• _TEXT EXTRACT_:

Edward Wilson (13 November 1813 – 10 January 1878) was an English-Australian journalist and philanthropist.

Family
The second of the three children of John Wilson (1774-1834), a linen draper, and Mary Wilson (1766-1838), née Jones, Edward Wilson was born at Hampstead, London on 13 November 1813. He never married.

Education
He was educated at a "large private school" in Hamstead  where, among his schoolmates, were William Clark Haines (1810-1866), the first Premier of Victoria, the brothers James Spowers (1813-1879) and Allan Spowers (1815-1876), proprietors of The Argus, and Douglas Thomas Kilburn (1813-1871), the artist, ethnographer, and daguerreotypist.

Having left school, with his parents wanting him to "engage in commerce", he entered a business house at Manchester, and subsequently went to London, involved in the "Manchester trade".

Australia
In 1842 he migrated to Australia. At first, he had a small property on the northern outskirts of Melbourne but in 1844, in partnership with James S. Johnston, took up a cattle station near Dandenong, Victoria.

The Argus
He bought The Argus around 1847 from William Kerr, incorporated with it The Patriot, and five years later absorbed another journal, The Daily News.

• _TASKS TO COMPLETE_:
**1.** According to the Edward Wilson biography, in what year did he migrate to Australia?
**2.** Reproduce the Edward Wilson biography between "Edward Wilson (13" and "He never married.", inclusive.

• _INFORMATION SUPPLIED_:
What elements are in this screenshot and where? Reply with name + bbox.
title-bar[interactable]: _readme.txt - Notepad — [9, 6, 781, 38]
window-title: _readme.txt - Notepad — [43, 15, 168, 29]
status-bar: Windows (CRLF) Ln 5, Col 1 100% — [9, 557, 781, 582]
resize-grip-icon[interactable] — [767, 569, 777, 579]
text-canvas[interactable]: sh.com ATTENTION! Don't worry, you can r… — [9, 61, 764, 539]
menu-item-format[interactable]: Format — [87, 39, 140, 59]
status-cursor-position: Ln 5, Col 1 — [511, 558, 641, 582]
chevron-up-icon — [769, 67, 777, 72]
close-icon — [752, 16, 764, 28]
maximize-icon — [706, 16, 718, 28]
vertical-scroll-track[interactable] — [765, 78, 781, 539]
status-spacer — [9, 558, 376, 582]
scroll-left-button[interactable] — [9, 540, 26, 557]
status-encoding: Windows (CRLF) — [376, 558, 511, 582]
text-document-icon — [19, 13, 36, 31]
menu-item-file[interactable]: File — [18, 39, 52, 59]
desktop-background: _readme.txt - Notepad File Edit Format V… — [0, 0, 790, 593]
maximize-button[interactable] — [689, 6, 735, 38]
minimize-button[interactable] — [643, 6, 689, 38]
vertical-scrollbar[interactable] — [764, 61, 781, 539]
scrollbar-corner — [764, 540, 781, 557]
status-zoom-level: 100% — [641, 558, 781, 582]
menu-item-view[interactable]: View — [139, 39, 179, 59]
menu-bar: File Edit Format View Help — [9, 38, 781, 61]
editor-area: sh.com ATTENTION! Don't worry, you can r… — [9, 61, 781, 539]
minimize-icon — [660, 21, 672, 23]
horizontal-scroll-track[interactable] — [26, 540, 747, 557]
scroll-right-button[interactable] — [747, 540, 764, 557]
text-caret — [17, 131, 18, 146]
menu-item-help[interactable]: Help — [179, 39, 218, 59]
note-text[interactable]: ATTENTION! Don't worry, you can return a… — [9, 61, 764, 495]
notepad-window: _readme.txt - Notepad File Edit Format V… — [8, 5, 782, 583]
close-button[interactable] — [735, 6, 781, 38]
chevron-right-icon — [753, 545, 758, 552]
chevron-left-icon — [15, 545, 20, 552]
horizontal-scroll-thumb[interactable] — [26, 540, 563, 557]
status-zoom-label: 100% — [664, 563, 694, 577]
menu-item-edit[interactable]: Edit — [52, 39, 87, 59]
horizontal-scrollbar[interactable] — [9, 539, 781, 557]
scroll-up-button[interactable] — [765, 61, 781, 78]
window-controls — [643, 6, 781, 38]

• _FULL ANSWERS_:
**1.** 1842

**2.**
Edward Wilson (13 November 1813 – 10 January 1878) was an English-Australian journalist and philanthropist.

Family
The second of the three children of John Wilson (1774-1834), a linen draper, and Mary Wilson (1766-1838), née Jones, Edward Wilson was born at Hampstead, London on 13 November 1813. He never married.